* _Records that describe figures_
---*---
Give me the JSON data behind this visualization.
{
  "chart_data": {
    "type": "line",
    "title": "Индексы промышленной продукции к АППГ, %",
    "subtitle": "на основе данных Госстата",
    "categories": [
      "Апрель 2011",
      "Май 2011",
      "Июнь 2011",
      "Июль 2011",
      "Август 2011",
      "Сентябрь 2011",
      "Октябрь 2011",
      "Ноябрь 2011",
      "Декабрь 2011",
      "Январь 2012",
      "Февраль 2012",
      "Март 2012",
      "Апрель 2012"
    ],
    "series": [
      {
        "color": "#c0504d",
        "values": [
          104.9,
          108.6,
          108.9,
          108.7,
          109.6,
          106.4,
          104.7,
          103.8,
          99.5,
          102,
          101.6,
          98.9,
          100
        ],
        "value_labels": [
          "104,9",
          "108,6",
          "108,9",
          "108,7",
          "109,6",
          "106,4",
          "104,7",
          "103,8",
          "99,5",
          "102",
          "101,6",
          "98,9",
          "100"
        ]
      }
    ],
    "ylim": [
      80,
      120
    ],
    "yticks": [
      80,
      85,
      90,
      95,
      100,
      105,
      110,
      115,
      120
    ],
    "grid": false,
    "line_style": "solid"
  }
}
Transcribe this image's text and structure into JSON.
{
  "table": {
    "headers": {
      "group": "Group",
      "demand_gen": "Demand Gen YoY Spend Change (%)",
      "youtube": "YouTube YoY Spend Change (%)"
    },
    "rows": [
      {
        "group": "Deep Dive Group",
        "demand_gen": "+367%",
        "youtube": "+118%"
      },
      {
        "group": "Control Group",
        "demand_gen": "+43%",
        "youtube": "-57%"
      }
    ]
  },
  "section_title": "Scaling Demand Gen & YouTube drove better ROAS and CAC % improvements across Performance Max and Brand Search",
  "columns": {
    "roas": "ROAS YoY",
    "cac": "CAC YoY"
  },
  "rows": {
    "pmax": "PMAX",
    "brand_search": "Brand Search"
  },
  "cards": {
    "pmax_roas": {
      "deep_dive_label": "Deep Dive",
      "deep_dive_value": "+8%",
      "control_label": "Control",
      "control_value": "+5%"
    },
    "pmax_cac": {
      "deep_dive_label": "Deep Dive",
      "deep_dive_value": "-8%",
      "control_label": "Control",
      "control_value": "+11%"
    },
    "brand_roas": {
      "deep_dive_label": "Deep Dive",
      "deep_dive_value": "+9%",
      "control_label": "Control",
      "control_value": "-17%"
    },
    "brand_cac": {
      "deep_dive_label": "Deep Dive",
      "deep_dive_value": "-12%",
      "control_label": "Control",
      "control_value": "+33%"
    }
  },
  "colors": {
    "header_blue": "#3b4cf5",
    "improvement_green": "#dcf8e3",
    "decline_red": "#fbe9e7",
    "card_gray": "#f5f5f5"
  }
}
---*---
* _Task details_
Locate each line with the word "Spend" and copy it.

* _The solution_
      "demand_gen": "Demand Gen YoY Spend Change (%)",
      "youtube": "YouTube YoY Spend Change (%)"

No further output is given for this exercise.